Which lines run from the one containing "Read out every word on this page." to the end of the entries? Quote them exactly, and nothing else.

____

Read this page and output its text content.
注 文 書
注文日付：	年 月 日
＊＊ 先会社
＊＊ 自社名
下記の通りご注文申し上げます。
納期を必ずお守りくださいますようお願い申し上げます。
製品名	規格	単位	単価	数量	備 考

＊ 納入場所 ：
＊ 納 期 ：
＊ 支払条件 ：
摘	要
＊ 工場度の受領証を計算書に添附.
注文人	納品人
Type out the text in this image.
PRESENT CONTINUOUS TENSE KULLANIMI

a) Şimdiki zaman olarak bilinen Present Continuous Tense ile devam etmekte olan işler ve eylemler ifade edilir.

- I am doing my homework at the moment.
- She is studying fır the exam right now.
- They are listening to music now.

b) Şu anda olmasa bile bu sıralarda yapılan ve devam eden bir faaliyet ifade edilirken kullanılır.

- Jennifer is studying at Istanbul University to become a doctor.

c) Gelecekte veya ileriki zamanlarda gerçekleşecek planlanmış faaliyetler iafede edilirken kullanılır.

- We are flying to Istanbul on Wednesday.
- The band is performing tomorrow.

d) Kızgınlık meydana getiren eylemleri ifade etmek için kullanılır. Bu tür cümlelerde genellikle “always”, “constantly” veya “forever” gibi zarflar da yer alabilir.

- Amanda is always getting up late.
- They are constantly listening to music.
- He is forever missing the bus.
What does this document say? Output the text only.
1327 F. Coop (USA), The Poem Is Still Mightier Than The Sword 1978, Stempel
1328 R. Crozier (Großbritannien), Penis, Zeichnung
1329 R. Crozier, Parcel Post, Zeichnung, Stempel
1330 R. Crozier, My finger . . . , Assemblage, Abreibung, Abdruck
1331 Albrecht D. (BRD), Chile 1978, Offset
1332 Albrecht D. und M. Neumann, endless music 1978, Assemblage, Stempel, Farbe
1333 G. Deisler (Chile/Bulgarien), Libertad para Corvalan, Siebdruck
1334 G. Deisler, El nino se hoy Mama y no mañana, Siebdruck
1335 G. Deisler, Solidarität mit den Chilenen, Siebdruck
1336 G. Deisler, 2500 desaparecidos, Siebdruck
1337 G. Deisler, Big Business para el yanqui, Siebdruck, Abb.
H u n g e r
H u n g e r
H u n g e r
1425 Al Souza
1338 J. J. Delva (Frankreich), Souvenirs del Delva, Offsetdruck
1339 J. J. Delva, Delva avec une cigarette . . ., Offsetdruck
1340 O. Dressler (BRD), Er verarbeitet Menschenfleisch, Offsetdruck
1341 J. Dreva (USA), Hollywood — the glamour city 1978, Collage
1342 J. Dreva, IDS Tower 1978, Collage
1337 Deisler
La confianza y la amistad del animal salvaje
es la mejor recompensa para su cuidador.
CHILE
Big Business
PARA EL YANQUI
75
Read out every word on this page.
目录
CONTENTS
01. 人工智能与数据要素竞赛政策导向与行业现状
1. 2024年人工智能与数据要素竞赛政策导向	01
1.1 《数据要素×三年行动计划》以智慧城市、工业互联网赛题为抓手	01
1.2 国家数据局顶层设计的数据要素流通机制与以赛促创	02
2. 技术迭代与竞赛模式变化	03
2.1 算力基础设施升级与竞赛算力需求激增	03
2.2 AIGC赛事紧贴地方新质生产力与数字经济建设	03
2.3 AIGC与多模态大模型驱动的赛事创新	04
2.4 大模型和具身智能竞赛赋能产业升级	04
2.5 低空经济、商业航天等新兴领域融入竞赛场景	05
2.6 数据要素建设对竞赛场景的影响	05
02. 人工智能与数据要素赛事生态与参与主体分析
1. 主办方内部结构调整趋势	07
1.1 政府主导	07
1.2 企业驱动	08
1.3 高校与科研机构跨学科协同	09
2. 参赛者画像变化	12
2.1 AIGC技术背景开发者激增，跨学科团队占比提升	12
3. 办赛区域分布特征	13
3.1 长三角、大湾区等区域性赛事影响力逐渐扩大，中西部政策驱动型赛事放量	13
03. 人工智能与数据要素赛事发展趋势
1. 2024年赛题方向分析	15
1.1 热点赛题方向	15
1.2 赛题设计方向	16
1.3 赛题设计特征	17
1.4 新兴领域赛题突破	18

____

◆ FINAL RESULT:
Read out every word on this page.
目录
CONTENTS
01. 人工智能与数据要素竞赛政策导向与行业现状
1. 2024年人工智能与数据要素竞赛政策导向	01
1.1 《数据要素×三年行动计划》以智慧城市、工业互联网赛题为抓手	01
1.2 国家数据局顶层设计的数据要素流通机制与以赛促创	02
2. 技术迭代与竞赛模式变化	03
2.1 算力基础设施升级与竞赛算力需求激增	03
2.2 AIGC赛事紧贴地方新质生产力与数字经济建设	03
2.3 AIGC与多模态大模型驱动的赛事创新	04
2.4 大模型和具身智能竞赛赋能产业升级	04
2.5 低空经济、商业航天等新兴领域融入竞赛场景	05
2.6 数据要素建设对竞赛场景的影响	05
02. 人工智能与数据要素赛事生态与参与主体分析
1. 主办方内部结构调整趋势	07
1.1 政府主导	07
1.2 企业驱动	08
1.3 高校与科研机构跨学科协同	09
2. 参赛者画像变化	12
2.1 AIGC技术背景开发者激增，跨学科团队占比提升	12
3. 办赛区域分布特征	13
3.1 长三角、大湾区等区域性赛事影响力逐渐扩大，中西部政策驱动型赛事放量	13
03. 人工智能与数据要素赛事发展趋势
1. 2024年赛题方向分析	15
1.1 热点赛题方向	15
1.2 赛题设计方向	16
1.3 赛题设计特征	17
1.4 新兴领域赛题突破	18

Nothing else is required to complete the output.